▶ _Exercise instructions_:
Reproduce all the entries exactly and keep the pictures out.

▶ _Entries shown_:
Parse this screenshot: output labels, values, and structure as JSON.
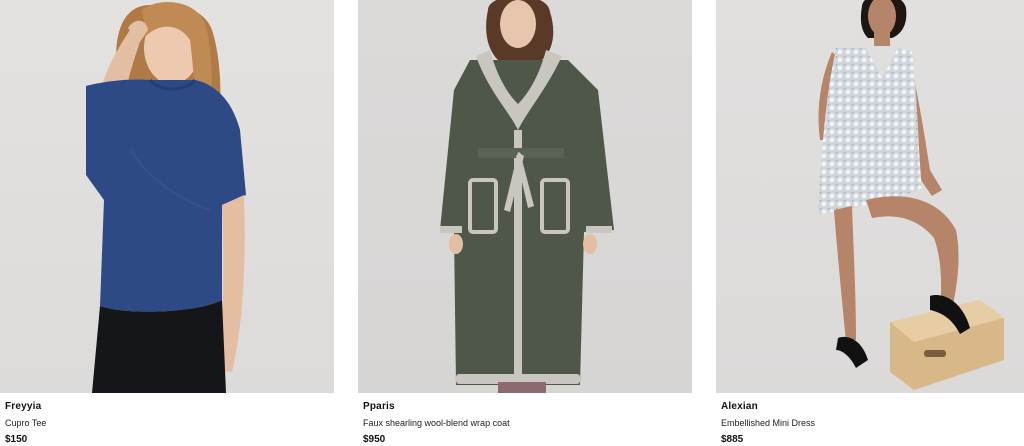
{
  "products": [
    {
      "name": "Freyyia",
      "description": "Cupro Tee",
      "price": "$150",
      "image_alt": "Model wearing blue cupro tee"
    },
    {
      "name": "Pparis",
      "description": "Faux shearling wool-blend wrap coat",
      "price": "$950",
      "image_alt": "Model wearing khaki wrap coat with shearling trim"
    },
    {
      "name": "Alexian",
      "description": "Embellished Mini Dress",
      "price": "$885",
      "image_alt": "Model wearing silver embellished mini dress"
    }
  ],
  "colors": {
    "tee_blue": "#2e4a86",
    "coat_khaki": "#4f5749",
    "shearling": "#c9c6c0",
    "dress_silver": "#d6dbe0"
  }
}
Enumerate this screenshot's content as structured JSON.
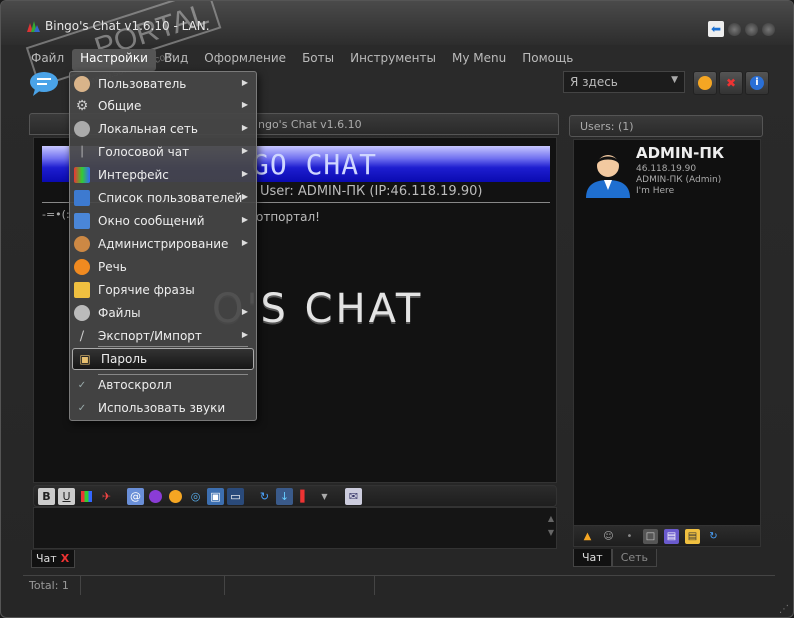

▶ _Full answer_:
Parse this screenshot: output labels, values, and structure as JSON.
{
  "products": [
    {
      "name": "Freyyia",
      "description": "Cupro Tee",
      "price": "$150",
      "image_alt": "Model wearing blue cupro tee"
    },
    {
      "name": "Pparis",
      "description": "Faux shearling wool-blend wrap coat",
      "price": "$950",
      "image_alt": "Model wearing khaki wrap coat with shearling trim"
    },
    {
      "name": "Alexian",
      "description": "Embellished Mini Dress",
      "price": "$885",
      "image_alt": "Model wearing silver embellished mini dress"
    }
  ],
  "colors": {
    "tee_blue": "#2e4a86",
    "coat_khaki": "#4f5749",
    "shearling": "#c9c6c0",
    "dress_silver": "#d6dbe0"
  }
}
Enumerate this screenshot's content as structured JSON.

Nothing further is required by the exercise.